» **Data for this task**:
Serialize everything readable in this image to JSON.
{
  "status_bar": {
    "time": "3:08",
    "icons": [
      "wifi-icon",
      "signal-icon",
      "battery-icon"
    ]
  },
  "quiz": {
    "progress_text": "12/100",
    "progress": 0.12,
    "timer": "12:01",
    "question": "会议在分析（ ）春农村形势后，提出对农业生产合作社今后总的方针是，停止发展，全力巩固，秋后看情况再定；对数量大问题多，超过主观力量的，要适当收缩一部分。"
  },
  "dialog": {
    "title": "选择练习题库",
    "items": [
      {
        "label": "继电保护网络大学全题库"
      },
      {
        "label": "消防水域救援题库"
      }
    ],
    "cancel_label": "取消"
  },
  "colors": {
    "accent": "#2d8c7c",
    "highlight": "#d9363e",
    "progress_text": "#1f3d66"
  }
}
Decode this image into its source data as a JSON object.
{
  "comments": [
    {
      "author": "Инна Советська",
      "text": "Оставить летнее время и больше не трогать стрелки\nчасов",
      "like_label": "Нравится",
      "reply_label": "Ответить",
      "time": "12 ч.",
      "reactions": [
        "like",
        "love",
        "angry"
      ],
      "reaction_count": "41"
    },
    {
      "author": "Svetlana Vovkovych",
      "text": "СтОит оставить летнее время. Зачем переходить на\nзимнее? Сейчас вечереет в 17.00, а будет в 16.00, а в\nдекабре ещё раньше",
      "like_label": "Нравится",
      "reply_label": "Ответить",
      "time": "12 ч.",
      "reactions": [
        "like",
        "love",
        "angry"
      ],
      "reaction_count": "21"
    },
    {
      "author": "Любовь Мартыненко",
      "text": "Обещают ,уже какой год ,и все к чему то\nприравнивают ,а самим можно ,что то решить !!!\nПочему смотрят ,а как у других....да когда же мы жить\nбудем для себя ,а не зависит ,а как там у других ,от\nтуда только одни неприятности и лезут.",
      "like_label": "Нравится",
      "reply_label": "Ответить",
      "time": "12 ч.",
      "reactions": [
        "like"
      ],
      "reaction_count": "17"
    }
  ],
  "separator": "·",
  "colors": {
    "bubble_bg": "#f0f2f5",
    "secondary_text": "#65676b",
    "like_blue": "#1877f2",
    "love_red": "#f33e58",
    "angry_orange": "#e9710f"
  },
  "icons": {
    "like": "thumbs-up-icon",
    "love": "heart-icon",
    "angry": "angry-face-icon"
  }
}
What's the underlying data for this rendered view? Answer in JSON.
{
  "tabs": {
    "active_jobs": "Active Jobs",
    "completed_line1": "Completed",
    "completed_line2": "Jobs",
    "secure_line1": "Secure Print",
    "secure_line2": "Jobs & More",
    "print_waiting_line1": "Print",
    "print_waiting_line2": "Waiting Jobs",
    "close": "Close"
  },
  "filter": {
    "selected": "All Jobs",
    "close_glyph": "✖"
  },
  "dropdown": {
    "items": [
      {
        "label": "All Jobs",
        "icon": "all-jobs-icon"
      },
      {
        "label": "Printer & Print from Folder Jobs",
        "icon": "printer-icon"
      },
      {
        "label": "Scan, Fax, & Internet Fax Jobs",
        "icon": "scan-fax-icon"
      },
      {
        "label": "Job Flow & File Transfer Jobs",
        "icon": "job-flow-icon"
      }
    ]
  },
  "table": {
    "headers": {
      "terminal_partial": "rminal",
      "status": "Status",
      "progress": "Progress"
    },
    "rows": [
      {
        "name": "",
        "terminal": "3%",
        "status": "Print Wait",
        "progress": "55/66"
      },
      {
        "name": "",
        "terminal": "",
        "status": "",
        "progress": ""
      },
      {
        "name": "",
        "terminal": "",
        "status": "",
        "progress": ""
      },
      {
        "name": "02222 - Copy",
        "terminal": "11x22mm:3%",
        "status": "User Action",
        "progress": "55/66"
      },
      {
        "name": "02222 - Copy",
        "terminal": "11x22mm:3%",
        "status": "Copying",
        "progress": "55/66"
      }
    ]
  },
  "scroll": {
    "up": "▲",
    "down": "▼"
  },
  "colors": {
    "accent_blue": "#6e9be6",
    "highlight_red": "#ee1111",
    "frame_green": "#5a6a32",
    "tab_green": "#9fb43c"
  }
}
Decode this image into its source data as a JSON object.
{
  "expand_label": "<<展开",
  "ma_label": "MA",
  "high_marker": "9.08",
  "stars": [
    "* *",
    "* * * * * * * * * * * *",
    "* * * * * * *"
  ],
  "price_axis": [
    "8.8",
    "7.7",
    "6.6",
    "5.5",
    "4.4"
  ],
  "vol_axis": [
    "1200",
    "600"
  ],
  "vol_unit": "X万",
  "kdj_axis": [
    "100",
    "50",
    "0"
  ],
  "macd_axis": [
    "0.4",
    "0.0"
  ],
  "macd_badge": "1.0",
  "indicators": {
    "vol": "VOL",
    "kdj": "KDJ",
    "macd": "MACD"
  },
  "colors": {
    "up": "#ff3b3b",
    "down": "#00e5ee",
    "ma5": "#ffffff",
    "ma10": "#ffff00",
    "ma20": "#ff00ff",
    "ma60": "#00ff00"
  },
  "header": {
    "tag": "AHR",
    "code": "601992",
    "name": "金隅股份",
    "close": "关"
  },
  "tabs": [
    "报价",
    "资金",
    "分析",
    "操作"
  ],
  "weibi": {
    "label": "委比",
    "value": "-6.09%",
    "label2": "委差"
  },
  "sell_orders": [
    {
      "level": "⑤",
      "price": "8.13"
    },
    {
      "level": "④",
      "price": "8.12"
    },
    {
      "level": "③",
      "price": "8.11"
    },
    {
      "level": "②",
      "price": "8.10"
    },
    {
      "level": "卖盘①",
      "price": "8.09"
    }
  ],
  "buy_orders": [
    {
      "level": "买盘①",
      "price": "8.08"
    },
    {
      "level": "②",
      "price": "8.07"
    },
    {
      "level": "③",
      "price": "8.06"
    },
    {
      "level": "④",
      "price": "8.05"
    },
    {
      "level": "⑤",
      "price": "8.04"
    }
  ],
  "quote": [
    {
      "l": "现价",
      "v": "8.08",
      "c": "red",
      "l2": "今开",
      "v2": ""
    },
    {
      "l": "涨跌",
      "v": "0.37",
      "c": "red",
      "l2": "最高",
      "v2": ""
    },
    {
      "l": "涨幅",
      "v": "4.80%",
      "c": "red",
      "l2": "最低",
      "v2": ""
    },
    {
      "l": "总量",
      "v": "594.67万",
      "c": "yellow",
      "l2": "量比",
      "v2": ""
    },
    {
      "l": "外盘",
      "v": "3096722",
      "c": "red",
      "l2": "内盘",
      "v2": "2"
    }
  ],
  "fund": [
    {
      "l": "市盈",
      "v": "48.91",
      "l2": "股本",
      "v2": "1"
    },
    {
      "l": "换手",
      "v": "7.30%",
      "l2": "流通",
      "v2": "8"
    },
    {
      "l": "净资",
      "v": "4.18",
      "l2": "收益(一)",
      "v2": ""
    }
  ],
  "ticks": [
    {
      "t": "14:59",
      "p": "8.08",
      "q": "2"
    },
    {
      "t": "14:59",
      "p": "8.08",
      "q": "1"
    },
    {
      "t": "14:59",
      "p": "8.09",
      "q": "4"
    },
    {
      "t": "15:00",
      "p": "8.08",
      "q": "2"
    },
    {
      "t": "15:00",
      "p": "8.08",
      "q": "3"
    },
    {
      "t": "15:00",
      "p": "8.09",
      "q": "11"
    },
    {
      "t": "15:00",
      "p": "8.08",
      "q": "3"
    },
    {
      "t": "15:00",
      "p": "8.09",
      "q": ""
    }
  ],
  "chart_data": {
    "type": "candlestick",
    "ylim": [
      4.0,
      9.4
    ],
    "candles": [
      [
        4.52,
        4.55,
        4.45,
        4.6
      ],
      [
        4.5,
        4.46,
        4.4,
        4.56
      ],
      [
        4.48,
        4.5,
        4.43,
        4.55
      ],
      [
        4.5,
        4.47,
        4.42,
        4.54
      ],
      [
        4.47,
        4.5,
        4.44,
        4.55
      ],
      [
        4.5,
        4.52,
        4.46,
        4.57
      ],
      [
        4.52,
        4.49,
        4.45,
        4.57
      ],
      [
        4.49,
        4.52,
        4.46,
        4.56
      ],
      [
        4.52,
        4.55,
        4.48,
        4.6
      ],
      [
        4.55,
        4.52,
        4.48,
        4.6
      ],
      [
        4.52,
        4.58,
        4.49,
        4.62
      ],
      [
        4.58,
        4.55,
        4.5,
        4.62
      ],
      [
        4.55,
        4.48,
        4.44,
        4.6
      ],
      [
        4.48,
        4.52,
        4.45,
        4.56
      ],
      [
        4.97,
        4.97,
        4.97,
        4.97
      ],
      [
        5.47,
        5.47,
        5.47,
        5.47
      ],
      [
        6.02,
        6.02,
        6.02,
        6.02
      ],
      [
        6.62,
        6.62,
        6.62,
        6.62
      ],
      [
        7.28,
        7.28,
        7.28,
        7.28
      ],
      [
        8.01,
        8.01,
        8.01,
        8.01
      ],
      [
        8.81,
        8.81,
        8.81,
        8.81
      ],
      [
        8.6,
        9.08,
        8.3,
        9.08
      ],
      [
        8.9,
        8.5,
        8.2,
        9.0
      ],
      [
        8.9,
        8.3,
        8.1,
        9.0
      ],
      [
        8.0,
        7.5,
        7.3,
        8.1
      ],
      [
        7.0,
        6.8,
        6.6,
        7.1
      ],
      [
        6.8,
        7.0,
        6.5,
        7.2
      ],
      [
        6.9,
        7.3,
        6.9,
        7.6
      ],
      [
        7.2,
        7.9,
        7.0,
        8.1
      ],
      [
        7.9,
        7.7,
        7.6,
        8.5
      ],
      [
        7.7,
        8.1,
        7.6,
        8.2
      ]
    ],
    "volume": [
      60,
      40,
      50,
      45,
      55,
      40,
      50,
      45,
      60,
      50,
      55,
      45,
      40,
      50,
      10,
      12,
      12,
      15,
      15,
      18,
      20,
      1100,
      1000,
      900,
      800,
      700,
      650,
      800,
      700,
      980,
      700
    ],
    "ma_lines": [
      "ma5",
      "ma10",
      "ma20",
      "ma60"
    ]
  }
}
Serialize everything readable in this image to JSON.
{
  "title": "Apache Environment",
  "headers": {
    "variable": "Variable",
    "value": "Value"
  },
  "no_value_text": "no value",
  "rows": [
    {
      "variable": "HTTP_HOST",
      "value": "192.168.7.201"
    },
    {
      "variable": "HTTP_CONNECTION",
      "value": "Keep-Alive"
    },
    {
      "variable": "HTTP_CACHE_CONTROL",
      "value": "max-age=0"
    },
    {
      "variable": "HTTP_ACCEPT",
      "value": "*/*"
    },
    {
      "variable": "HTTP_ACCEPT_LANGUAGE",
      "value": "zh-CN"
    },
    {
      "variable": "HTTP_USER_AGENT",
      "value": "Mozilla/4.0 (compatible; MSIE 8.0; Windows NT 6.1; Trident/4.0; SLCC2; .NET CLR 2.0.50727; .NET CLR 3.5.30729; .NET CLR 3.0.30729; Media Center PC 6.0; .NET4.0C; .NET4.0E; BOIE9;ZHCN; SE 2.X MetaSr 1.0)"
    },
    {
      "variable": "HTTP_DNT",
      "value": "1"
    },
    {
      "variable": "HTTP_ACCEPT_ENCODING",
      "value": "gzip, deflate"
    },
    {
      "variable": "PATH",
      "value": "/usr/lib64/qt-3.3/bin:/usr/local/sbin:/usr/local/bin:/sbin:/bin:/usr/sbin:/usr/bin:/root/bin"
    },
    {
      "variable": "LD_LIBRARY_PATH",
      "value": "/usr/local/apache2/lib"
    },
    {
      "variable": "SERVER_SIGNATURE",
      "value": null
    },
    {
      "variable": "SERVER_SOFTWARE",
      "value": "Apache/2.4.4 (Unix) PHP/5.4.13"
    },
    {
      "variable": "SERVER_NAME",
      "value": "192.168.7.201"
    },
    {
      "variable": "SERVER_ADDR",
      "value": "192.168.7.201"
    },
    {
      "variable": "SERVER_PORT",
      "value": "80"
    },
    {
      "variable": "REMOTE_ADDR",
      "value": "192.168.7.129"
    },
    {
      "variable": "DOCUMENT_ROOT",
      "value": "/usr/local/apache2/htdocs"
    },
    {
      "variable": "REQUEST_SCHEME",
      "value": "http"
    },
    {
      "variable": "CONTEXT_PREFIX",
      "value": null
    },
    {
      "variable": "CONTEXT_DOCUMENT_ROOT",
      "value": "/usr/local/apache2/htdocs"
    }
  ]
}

» **Work instructions**: Which lines hold the word "летнее"? Return all of them from the records above.

» **Expected answer**:
      "text": "Оставить летнее время и больше не трогать стрелки\nчасов",
      "text": "СтОит оставить летнее время. Зачем переходить на\nзимнее? Сейчас вечереет в 17.00, а будет в 16.00, а в\nдекабре ещё раньше",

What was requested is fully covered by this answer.